In the material below, find each line holding the string "text" and copy it.

======== SUPPLIED INFORMATION ========

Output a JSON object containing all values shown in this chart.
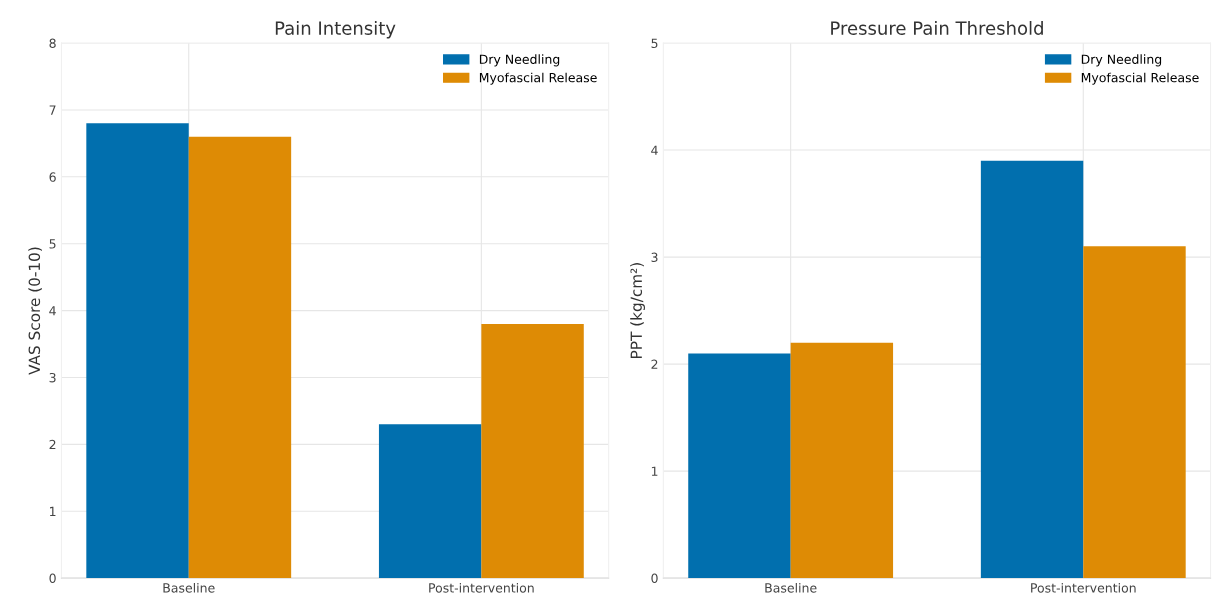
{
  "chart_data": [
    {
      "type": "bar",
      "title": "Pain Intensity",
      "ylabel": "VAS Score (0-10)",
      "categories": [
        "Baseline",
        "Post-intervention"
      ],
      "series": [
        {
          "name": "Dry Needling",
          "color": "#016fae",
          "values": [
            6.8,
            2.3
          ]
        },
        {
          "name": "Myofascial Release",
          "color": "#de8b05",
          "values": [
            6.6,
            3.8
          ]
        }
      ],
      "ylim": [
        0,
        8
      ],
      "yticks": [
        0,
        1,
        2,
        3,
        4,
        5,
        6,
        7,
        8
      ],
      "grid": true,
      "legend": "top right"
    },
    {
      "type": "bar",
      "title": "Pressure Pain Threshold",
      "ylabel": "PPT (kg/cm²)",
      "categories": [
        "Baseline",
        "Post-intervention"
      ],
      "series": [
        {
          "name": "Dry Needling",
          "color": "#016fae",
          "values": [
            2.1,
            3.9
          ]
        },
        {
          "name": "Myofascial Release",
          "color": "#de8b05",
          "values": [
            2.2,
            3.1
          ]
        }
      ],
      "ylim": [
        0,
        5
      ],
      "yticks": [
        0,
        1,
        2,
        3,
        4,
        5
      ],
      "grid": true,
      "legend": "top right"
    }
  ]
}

========
======== SUPPLIED INFORMATION ========

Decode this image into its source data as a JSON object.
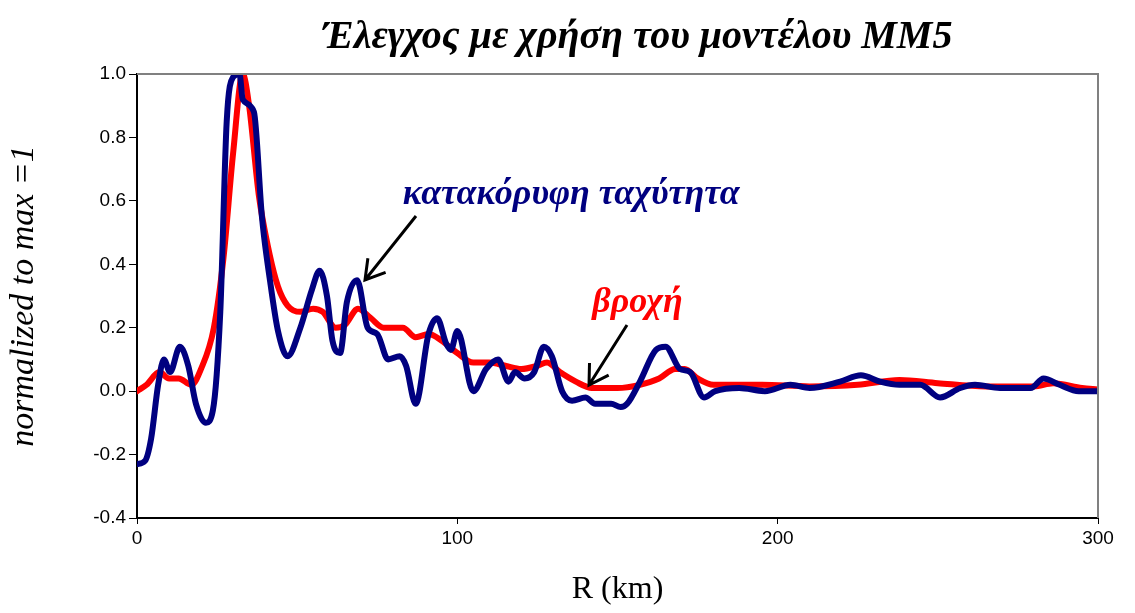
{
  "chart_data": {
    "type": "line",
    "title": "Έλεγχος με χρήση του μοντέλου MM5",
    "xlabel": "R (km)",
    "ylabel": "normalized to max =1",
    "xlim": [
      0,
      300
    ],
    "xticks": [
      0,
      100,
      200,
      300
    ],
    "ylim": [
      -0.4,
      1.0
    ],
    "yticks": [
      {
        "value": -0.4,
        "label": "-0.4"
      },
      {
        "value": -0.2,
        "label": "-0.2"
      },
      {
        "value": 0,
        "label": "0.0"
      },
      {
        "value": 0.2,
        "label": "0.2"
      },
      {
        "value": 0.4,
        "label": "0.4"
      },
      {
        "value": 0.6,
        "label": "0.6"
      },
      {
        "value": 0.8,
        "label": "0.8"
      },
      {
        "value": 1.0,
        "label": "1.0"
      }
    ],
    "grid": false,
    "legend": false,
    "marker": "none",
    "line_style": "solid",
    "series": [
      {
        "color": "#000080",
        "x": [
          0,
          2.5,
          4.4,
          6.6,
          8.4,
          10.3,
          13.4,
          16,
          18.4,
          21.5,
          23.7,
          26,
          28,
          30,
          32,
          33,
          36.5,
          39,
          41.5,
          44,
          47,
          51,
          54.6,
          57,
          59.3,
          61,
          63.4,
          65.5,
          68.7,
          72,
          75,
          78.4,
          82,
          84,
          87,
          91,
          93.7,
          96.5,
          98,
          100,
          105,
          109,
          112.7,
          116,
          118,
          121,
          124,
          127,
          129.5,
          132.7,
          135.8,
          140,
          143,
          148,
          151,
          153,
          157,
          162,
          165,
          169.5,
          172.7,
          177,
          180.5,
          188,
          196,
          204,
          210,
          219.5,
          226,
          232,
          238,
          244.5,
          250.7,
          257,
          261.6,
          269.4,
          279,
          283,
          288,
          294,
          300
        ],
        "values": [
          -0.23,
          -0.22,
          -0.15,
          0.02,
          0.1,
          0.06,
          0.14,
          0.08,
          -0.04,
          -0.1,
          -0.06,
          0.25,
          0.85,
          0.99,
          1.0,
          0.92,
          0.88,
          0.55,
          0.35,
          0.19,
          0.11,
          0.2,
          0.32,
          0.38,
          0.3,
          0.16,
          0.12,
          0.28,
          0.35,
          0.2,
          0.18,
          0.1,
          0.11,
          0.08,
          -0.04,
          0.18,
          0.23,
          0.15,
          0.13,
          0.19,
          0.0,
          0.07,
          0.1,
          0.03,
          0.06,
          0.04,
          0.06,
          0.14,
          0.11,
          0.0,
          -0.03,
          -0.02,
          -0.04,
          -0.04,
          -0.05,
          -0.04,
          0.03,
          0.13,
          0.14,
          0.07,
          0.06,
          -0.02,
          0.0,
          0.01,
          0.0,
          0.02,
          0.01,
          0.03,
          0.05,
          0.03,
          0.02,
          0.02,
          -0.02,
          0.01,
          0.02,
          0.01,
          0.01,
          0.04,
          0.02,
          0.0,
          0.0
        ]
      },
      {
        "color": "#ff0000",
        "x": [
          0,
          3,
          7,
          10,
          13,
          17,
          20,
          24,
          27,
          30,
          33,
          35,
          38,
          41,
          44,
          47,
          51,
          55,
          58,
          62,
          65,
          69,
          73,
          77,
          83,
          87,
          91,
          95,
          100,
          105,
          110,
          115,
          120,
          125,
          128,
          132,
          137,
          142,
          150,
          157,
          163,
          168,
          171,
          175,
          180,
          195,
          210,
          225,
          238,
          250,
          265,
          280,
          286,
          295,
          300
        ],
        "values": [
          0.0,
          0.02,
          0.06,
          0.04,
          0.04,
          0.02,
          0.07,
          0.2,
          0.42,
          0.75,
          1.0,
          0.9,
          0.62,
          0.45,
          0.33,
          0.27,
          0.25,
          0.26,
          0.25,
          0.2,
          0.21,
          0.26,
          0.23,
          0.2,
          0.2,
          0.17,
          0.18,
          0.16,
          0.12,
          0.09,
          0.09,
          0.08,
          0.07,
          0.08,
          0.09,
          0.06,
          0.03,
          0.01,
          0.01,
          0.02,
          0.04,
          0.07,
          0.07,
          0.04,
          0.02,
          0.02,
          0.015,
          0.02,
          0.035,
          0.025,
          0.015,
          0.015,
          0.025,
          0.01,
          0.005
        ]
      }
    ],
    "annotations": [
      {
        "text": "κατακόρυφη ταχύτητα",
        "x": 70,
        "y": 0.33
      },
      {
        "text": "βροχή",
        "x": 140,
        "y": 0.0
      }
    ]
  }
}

========

### [REPLY TO THE EXERCISE]
        "text": "κατακόρυφη ταχύτητα",
        "text": "βροχή",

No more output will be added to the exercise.